● **The problem**: Below are some records; retype all of them exactly.

— Start of Task material —

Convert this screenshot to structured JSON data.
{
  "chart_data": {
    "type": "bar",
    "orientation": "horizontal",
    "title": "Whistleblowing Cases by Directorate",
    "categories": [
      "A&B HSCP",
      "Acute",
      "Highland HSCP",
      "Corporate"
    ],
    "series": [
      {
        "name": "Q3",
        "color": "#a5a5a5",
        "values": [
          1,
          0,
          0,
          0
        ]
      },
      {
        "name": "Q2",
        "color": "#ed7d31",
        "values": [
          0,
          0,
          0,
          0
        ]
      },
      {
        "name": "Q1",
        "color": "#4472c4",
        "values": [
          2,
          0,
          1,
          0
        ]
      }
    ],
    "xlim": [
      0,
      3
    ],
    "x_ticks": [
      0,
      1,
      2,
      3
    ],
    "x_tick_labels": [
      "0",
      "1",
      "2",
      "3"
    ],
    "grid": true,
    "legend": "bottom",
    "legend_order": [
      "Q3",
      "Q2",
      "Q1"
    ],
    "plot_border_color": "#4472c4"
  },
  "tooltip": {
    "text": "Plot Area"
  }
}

— End of Task material —

● **Solution**:
Convert this screenshot to structured JSON data.
{
  "chart_data": {
    "type": "bar",
    "orientation": "horizontal",
    "title": "Whistleblowing Cases by Directorate",
    "categories": [
      "A&B HSCP",
      "Acute",
      "Highland HSCP",
      "Corporate"
    ],
    "series": [
      {
        "name": "Q3",
        "color": "#a5a5a5",
        "values": [
          1,
          0,
          0,
          0
        ]
      },
      {
        "name": "Q2",
        "color": "#ed7d31",
        "values": [
          0,
          0,
          0,
          0
        ]
      },
      {
        "name": "Q1",
        "color": "#4472c4",
        "values": [
          2,
          0,
          1,
          0
        ]
      }
    ],
    "xlim": [
      0,
      3
    ],
    "x_ticks": [
      0,
      1,
      2,
      3
    ],
    "x_tick_labels": [
      "0",
      "1",
      "2",
      "3"
    ],
    "grid": true,
    "legend": "bottom",
    "legend_order": [
      "Q3",
      "Q2",
      "Q1"
    ],
    "plot_border_color": "#4472c4"
  },
  "tooltip": {
    "text": "Plot Area"
  }
}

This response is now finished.